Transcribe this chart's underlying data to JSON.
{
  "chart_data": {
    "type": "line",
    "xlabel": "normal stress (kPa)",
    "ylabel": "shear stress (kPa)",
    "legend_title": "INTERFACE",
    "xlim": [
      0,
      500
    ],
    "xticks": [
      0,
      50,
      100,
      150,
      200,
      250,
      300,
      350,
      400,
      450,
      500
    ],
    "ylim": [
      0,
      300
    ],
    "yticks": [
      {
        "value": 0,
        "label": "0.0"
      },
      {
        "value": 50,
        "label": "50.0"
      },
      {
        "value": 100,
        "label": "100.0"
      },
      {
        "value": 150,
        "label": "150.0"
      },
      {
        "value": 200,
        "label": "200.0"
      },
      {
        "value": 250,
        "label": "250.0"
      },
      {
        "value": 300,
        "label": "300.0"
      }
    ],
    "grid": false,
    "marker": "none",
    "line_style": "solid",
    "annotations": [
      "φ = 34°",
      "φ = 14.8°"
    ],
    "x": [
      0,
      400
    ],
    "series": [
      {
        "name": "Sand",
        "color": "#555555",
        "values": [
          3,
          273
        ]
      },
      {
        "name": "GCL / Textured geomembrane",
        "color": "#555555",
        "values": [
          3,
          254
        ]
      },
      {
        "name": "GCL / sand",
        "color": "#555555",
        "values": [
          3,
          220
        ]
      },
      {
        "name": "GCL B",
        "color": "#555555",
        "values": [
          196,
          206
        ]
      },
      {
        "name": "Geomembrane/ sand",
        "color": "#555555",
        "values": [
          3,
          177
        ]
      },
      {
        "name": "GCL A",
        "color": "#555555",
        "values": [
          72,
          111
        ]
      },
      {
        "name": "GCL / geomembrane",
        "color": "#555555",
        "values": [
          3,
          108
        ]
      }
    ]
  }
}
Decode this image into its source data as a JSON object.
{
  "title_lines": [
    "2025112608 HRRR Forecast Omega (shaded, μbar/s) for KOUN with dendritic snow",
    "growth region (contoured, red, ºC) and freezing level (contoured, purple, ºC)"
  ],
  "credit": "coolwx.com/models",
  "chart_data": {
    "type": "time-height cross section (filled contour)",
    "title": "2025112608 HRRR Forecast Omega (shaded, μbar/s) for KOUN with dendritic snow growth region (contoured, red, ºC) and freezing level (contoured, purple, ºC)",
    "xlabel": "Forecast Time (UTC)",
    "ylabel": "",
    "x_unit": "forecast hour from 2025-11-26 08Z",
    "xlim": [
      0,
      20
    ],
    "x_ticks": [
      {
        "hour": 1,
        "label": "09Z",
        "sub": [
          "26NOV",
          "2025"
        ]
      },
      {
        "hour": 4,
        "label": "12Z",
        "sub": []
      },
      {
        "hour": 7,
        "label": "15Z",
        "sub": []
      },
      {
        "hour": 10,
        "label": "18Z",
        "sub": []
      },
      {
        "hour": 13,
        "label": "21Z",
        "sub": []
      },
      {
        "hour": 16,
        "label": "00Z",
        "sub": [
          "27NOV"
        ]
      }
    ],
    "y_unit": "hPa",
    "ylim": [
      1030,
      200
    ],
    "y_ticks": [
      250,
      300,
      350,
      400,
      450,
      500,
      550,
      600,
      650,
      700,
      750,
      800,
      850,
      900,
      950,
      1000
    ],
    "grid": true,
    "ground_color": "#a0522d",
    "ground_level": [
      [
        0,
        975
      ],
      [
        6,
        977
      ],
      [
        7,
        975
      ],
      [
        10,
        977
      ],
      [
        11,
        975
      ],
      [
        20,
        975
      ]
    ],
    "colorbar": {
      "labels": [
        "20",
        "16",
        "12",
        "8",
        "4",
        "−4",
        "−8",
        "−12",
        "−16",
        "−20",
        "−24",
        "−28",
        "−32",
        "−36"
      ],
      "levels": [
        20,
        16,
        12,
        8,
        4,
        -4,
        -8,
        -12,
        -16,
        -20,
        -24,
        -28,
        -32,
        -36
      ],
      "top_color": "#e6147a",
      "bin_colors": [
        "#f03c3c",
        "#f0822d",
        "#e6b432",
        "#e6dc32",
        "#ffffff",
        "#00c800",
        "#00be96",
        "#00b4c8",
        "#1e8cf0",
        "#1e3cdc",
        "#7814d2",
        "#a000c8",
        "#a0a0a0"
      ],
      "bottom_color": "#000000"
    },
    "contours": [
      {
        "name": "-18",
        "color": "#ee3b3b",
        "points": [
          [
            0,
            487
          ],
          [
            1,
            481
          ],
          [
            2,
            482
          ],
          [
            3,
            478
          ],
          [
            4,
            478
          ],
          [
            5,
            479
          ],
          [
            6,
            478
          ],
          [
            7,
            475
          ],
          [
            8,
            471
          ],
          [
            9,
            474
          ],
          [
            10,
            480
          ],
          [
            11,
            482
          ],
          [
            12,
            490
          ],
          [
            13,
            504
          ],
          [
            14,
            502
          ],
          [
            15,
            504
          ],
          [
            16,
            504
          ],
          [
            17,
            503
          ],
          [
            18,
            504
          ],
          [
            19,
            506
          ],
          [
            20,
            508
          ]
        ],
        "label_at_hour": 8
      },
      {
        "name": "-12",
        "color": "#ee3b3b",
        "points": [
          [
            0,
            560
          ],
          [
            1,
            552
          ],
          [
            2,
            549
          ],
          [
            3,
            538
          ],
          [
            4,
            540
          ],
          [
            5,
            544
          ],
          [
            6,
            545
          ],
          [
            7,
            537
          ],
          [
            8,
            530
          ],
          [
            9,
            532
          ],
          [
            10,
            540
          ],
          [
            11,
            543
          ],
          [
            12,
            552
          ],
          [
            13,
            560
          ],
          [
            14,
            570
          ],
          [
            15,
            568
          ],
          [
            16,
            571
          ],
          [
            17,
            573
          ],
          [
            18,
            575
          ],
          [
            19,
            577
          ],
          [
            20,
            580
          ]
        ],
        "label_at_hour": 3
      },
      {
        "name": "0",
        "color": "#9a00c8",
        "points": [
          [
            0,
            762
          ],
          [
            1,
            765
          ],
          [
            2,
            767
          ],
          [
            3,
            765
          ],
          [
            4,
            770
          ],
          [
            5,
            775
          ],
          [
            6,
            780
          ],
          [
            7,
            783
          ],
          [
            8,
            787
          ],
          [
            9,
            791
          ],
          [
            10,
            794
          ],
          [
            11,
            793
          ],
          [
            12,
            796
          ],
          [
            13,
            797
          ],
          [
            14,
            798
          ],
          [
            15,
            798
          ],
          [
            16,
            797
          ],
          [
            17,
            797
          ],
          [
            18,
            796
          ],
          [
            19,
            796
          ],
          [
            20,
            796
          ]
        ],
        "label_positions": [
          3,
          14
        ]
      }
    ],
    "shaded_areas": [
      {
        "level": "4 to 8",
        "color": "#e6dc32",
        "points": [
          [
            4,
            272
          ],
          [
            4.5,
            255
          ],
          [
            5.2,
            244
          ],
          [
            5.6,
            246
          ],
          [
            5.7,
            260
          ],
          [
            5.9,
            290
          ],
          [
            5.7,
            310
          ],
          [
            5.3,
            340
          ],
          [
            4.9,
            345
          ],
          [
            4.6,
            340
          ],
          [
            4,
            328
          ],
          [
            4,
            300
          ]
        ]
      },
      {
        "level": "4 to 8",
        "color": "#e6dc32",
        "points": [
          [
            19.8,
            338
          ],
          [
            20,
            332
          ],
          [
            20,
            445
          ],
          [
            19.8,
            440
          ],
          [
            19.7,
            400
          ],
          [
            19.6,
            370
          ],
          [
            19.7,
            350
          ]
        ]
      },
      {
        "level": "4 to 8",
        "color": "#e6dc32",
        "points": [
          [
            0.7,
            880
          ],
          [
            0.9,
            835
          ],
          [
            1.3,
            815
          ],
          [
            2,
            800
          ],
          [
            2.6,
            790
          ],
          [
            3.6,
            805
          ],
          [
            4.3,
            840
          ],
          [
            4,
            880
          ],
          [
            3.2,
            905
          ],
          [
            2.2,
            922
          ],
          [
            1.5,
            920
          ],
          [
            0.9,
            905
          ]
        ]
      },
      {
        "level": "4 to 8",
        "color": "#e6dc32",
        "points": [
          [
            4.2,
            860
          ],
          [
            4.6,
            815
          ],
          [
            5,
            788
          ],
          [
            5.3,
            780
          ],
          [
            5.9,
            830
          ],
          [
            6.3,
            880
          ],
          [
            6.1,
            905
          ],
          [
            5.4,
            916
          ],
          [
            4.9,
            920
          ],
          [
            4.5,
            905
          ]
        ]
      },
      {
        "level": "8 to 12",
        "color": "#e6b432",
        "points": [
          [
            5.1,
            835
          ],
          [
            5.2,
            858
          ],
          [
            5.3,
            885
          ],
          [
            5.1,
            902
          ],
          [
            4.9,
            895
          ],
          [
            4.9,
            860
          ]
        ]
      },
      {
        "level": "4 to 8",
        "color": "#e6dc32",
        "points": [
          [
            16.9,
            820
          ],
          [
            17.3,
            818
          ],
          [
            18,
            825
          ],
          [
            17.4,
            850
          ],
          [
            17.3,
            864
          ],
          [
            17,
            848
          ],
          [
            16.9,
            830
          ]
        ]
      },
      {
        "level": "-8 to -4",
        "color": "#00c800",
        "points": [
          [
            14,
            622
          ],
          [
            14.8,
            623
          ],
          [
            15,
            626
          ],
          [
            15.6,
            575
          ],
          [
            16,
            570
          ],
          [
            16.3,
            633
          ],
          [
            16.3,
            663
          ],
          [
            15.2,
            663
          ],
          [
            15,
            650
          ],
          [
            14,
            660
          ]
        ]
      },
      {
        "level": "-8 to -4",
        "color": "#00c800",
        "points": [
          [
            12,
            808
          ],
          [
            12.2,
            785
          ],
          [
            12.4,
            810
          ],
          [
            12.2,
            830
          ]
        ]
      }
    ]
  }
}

────────────────────────────────────────

Instructions to follow:
Pull out the lines above in which the word "this" appears.

Task response:
Transcribe this chart's underlying data to JSON.
Decode this image into its source data as a JSON object.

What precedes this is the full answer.